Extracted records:
-=-=-
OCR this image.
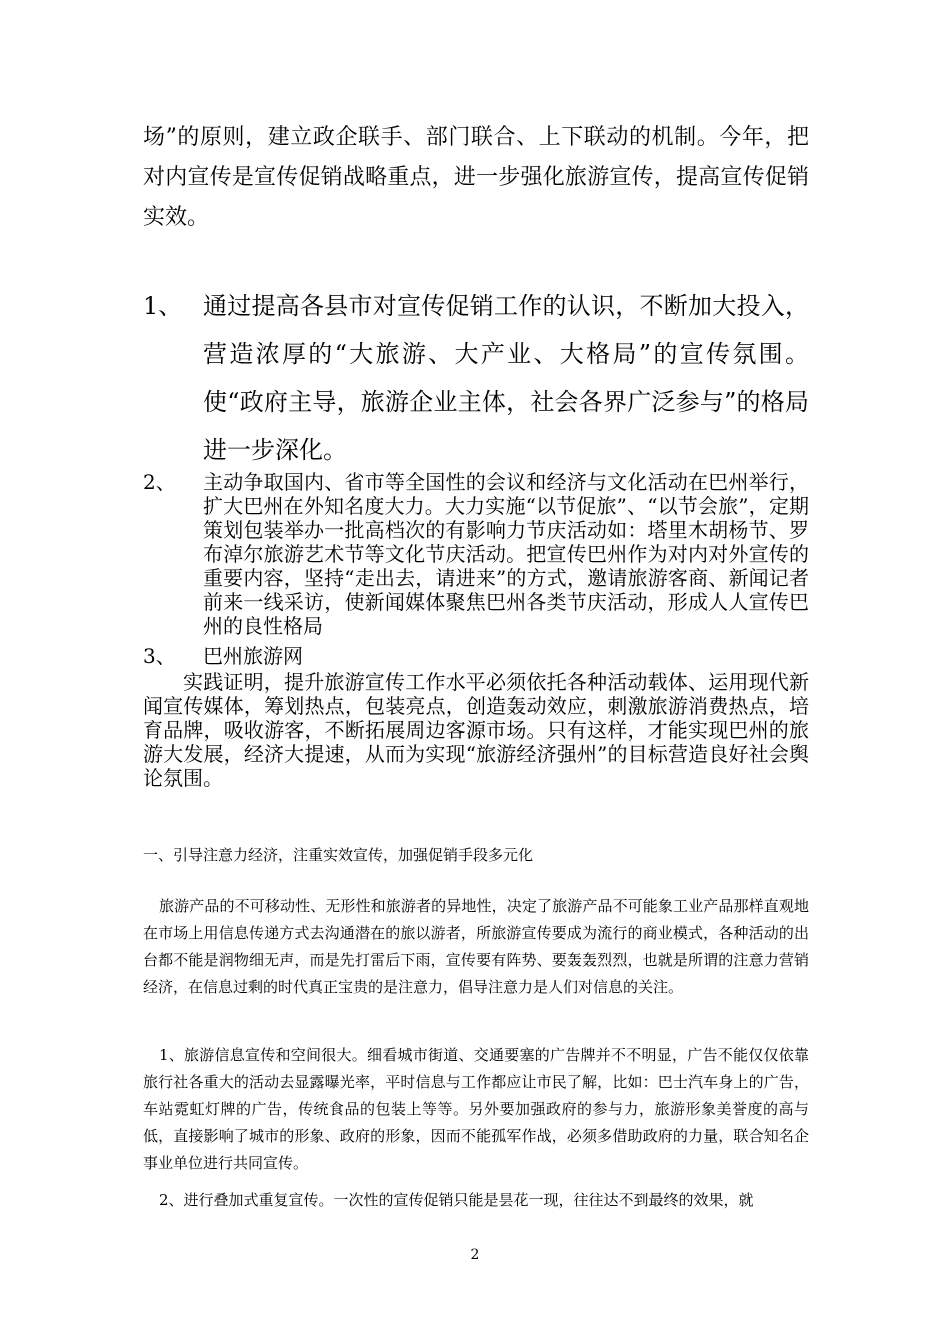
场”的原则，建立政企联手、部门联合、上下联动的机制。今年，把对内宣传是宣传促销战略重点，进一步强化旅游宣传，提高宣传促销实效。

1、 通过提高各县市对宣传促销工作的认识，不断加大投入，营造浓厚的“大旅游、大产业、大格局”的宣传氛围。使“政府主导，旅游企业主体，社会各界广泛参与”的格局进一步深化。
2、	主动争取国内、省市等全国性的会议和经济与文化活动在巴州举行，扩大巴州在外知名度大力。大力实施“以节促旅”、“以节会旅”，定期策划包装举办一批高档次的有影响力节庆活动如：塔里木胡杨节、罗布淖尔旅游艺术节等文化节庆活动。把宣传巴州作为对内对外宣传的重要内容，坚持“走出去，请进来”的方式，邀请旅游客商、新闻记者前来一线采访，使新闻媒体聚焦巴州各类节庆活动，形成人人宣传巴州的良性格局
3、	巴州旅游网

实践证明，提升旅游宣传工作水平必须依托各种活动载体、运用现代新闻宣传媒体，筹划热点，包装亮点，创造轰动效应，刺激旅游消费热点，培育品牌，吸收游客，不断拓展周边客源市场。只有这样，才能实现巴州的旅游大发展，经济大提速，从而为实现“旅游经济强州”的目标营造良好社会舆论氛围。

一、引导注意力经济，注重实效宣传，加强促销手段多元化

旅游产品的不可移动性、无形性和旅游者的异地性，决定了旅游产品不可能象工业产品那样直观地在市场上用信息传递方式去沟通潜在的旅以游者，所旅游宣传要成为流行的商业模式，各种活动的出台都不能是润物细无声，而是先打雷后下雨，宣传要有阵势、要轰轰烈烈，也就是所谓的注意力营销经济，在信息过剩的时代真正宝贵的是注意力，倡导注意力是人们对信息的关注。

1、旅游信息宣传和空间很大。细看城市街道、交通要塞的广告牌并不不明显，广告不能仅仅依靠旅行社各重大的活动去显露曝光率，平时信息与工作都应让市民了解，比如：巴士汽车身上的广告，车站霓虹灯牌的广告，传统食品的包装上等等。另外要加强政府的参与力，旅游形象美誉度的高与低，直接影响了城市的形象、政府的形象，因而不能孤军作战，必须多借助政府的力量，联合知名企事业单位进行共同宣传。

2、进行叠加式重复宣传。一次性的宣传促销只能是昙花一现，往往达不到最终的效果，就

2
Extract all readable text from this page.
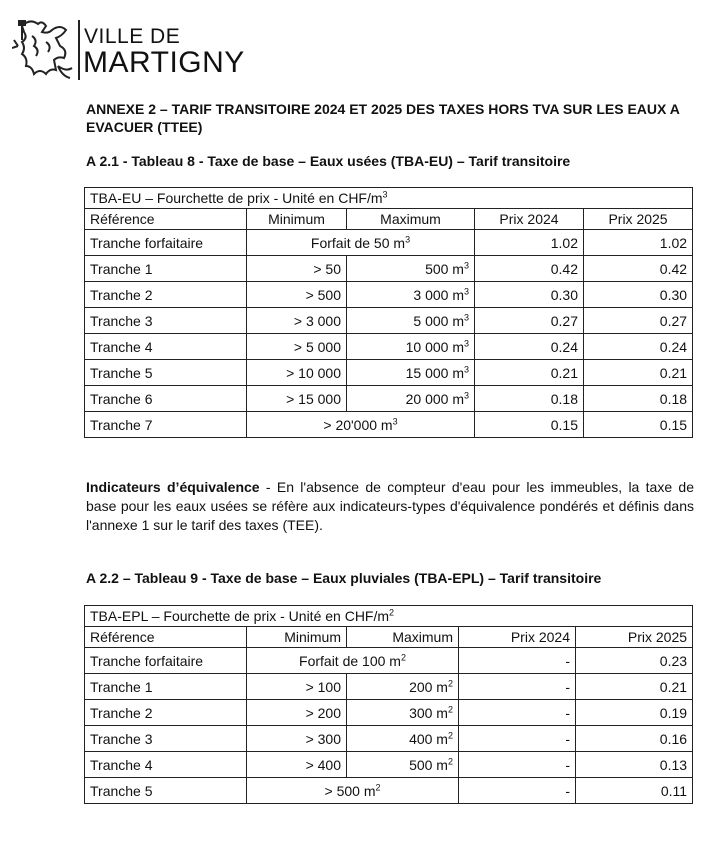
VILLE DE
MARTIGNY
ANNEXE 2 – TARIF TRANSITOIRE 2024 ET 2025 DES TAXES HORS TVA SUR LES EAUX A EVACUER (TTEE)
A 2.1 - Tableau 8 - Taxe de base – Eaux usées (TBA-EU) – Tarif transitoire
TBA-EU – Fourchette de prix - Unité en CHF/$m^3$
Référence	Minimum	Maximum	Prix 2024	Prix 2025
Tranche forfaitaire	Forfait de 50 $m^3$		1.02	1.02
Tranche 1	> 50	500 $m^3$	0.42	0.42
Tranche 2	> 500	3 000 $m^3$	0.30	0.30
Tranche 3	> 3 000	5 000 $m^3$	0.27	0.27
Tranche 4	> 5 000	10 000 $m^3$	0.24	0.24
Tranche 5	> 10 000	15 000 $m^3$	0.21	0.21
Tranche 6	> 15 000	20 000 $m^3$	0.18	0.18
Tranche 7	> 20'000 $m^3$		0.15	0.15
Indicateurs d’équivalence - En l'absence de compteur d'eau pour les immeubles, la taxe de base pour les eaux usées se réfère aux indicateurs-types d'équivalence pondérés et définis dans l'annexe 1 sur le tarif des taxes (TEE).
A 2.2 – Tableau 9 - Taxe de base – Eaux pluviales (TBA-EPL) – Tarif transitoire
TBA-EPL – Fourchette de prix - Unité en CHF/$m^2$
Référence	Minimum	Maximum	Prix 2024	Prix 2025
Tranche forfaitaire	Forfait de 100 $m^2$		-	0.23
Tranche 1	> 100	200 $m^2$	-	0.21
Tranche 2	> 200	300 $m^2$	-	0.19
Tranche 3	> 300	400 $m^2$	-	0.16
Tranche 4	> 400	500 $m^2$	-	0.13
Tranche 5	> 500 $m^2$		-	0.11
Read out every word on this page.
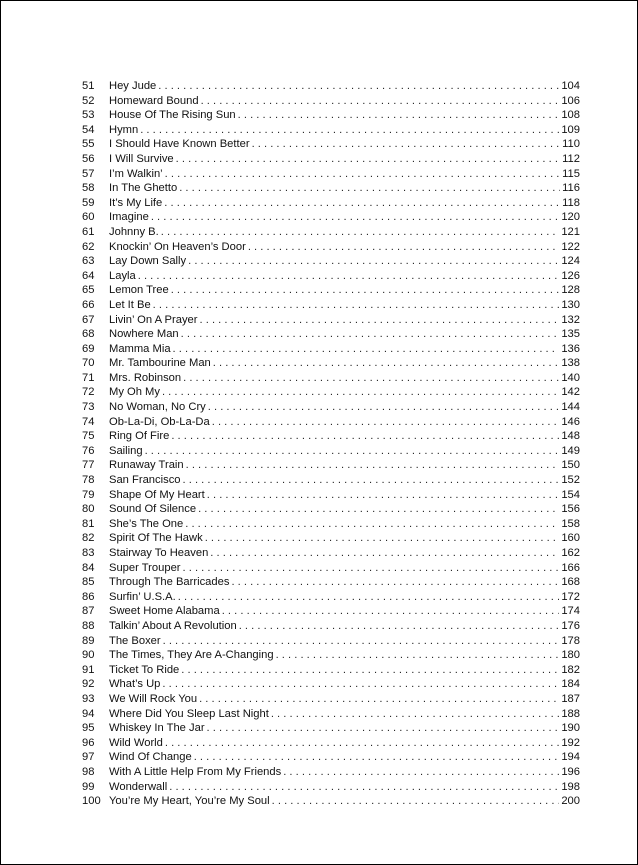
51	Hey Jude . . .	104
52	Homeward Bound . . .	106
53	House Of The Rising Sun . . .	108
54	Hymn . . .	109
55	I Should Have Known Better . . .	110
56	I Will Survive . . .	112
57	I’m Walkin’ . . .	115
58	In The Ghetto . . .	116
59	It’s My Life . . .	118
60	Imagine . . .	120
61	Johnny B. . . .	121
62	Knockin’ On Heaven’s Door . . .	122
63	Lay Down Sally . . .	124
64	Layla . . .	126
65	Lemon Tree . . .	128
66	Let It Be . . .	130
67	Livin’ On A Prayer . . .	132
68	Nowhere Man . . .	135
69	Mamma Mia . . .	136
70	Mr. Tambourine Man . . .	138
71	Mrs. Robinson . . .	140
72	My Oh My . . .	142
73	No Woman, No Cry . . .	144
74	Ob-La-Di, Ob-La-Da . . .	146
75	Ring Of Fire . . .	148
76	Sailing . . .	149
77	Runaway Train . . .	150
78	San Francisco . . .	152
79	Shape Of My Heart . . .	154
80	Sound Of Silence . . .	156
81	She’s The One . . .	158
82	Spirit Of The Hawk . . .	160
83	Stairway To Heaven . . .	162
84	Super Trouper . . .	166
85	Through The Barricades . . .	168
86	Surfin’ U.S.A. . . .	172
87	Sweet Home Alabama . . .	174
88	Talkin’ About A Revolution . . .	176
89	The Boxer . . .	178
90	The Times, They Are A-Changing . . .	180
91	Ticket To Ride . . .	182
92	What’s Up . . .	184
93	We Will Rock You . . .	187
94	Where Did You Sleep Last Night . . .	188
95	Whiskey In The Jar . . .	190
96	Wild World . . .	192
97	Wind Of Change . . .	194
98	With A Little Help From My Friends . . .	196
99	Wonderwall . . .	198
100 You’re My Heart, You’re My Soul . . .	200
-=-=-
Check every line of the data, and copy the ones that contain "base".

A 2.1 - Tableau 8 - Taxe de base – Eaux usées (TBA-EU) – Tarif transitoire
Indicateurs d’équivalence - En l'absence de compteur d'eau pour les immeubles, la taxe de base pour les eaux usées se réfère aux indicateurs-types d'équivalence pondérés et définis dans l'annexe 1 sur le tarif des taxes (TEE).
A 2.2 – Tableau 9 - Taxe de base – Eaux pluviales (TBA-EPL) – Tarif transitoire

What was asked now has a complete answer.